_Exercise prompt_
Check each line of the material below, and copy it if it holds the string "density".

[Rows from a figure dataset]
/---

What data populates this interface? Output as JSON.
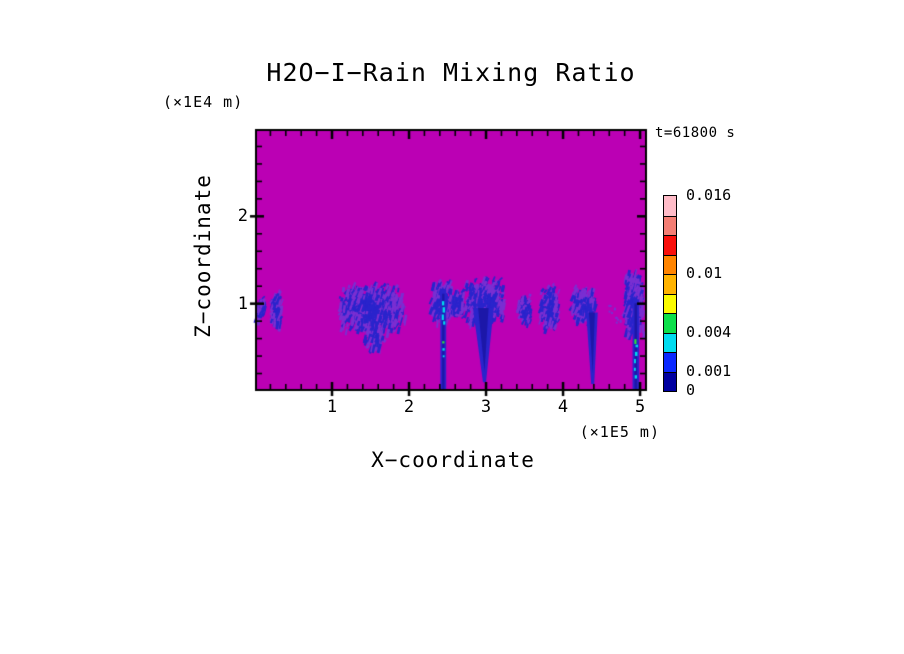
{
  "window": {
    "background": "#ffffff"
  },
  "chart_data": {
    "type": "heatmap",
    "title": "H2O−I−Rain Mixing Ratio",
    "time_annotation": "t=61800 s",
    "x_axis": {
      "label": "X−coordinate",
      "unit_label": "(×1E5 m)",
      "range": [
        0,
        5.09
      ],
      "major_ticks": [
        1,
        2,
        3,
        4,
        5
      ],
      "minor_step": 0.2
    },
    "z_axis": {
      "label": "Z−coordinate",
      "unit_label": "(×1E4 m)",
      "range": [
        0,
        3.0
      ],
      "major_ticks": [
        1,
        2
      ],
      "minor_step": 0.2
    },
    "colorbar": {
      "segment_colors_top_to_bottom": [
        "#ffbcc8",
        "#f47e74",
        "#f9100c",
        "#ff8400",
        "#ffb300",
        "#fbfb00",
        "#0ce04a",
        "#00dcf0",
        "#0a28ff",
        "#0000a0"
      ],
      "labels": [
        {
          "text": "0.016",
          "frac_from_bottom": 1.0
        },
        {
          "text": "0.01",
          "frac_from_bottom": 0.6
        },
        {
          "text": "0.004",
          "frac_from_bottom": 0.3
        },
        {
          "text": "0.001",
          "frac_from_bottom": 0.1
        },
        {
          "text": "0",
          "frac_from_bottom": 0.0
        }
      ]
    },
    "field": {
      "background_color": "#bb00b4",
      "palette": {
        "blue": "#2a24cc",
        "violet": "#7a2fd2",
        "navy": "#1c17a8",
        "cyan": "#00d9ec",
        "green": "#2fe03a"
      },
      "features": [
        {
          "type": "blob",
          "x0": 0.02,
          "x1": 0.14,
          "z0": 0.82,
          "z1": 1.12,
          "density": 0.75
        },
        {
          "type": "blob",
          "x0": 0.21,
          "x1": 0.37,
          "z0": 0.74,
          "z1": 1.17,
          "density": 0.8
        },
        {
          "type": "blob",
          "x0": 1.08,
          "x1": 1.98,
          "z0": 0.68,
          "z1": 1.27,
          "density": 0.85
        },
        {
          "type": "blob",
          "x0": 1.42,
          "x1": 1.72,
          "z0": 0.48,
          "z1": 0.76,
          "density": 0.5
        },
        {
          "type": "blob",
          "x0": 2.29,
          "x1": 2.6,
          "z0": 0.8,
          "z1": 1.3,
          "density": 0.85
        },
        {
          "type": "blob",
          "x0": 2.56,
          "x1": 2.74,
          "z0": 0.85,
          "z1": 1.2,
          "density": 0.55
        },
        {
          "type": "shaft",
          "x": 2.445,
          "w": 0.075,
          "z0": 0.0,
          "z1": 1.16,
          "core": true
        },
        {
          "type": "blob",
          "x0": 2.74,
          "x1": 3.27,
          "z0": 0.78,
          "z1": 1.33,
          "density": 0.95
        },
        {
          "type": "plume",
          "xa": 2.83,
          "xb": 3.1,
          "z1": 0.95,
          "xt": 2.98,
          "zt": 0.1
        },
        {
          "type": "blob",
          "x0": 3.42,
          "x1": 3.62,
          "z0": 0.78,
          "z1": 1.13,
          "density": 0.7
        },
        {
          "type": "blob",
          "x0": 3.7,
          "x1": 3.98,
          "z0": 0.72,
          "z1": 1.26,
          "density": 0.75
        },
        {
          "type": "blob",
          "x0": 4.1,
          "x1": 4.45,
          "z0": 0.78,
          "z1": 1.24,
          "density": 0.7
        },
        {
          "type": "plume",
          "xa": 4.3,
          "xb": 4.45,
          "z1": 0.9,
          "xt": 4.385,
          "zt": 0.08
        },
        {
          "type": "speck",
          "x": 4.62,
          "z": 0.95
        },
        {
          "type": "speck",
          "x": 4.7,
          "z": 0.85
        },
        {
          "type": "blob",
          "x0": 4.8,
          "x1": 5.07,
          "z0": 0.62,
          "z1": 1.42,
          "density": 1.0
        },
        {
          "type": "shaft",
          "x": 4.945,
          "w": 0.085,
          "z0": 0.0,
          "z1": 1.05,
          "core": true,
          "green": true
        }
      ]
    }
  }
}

\---

_Task answer_
          "density": 0.75
          "density": 0.8
          "density": 0.85
          "density": 0.5
          "density": 0.85
          "density": 0.55
          "density": 0.95
          "density": 0.7
          "density": 0.75
          "density": 0.7
          "density": 1.0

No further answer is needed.